(Excerpt from a dataset)
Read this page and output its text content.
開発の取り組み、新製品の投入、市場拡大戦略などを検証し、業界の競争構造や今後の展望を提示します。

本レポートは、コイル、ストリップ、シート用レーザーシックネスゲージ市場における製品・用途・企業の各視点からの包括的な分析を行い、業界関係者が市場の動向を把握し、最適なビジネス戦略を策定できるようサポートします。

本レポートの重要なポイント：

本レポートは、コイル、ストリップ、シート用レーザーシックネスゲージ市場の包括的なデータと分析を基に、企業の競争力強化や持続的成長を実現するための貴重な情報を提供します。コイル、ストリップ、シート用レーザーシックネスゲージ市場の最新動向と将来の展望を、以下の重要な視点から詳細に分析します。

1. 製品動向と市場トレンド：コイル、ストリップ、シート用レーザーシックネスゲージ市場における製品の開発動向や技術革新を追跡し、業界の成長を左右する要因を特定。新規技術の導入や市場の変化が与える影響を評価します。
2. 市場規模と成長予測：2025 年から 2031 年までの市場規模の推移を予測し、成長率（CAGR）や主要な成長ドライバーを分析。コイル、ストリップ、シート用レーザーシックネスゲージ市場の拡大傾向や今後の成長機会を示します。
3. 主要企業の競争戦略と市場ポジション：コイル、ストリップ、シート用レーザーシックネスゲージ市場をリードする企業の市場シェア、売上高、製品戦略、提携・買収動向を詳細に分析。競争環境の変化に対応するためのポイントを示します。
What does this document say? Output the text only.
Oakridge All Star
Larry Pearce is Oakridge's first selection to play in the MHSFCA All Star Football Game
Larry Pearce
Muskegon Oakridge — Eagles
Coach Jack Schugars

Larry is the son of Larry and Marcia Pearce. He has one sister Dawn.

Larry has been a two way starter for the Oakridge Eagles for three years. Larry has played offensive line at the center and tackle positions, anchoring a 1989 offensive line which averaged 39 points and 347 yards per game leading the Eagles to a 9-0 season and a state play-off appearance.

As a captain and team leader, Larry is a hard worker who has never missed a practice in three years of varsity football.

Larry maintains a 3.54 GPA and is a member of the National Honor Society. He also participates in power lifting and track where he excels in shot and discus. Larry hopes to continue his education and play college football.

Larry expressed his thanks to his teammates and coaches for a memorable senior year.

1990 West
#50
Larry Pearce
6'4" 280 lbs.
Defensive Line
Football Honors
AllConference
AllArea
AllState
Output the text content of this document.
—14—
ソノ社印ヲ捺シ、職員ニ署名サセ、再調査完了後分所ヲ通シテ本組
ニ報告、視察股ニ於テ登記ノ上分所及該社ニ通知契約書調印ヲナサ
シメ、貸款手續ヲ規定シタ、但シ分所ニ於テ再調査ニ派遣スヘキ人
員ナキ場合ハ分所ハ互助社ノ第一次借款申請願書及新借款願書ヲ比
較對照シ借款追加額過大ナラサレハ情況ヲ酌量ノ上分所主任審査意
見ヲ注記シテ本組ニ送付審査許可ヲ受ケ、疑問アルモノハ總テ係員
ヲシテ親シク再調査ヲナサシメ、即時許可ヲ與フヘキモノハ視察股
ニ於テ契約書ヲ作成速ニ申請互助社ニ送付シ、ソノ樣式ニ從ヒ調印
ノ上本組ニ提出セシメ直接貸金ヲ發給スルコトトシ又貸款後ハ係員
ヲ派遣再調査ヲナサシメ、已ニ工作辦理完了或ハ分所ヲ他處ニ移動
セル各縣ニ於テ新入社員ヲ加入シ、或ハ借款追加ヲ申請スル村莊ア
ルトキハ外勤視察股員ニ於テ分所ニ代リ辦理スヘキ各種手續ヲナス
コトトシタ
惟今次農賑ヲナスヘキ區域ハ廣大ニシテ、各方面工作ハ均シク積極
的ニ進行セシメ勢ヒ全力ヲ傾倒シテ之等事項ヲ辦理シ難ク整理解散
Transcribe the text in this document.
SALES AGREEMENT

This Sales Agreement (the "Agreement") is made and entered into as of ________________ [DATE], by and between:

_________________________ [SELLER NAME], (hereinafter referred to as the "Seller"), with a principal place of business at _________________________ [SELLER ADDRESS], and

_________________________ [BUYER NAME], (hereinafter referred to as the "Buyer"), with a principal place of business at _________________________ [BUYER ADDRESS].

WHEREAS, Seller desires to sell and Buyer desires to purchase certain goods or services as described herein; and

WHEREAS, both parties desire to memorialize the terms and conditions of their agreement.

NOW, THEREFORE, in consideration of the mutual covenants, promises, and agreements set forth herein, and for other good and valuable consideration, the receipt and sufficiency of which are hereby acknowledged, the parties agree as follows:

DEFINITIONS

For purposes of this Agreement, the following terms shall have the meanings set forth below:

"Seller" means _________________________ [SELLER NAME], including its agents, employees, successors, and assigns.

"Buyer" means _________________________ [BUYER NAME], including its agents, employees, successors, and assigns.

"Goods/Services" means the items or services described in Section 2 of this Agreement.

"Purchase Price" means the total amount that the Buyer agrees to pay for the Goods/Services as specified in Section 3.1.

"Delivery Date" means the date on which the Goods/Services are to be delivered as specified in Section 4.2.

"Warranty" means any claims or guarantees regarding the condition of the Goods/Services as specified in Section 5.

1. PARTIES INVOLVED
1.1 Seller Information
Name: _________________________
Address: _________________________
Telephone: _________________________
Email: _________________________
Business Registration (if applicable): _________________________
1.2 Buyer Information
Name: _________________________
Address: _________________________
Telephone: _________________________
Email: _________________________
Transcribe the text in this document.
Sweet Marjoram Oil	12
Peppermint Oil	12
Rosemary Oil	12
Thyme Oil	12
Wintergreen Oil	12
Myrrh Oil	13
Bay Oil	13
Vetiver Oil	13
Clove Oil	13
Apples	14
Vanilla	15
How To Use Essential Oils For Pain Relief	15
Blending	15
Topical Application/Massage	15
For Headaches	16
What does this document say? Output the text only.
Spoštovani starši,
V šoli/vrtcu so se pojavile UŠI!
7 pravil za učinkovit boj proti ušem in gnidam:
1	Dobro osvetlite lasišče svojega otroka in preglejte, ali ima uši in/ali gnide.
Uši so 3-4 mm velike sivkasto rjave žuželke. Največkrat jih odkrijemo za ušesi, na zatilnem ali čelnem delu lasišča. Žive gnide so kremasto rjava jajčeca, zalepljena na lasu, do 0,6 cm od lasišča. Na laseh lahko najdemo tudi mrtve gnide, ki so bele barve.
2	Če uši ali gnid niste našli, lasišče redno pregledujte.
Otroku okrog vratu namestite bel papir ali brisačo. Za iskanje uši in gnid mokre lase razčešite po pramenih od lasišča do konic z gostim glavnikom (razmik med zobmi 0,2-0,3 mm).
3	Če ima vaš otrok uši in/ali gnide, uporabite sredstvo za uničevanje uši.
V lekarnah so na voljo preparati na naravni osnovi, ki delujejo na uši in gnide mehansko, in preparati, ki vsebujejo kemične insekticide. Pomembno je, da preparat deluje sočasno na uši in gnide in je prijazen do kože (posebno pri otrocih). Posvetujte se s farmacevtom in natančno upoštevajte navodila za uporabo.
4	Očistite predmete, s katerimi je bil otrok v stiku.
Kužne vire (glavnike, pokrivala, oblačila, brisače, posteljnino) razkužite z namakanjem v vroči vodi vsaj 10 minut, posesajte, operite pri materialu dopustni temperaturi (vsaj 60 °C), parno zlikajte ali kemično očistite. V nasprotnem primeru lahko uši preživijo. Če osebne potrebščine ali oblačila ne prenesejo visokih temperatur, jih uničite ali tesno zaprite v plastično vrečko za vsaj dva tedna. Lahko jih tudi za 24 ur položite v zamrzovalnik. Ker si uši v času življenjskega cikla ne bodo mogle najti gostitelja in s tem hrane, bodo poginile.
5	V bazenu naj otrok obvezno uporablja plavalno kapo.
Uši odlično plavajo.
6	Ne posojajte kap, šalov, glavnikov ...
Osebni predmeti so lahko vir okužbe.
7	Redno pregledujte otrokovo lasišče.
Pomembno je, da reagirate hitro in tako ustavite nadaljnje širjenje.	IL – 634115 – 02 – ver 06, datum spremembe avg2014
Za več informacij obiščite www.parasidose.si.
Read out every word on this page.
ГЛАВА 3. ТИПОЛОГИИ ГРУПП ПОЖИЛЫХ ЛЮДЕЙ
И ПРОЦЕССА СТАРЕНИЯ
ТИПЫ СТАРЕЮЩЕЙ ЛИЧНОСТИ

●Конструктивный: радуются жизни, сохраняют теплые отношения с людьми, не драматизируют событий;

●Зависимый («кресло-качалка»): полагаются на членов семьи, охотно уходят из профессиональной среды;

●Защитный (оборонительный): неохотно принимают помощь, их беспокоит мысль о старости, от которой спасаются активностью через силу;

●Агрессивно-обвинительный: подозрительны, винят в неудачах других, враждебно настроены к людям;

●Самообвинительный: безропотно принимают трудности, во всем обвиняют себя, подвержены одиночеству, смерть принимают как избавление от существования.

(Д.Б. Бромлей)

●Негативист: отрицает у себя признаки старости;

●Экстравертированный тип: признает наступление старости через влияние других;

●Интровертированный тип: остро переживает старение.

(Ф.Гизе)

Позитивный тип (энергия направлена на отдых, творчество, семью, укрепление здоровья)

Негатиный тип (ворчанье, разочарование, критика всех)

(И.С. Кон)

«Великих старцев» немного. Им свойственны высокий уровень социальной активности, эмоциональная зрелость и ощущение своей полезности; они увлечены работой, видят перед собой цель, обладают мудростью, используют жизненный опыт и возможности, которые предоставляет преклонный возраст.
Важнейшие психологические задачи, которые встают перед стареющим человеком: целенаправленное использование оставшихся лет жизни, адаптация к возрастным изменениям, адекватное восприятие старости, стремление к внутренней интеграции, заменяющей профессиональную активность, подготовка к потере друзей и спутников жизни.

SET EXERCISE: Your task is to gather all lines from the entries above that hold the word "content".

OUTPUT FOR THIS TASK:
Read this page and output its text content.
Output the text content of this document.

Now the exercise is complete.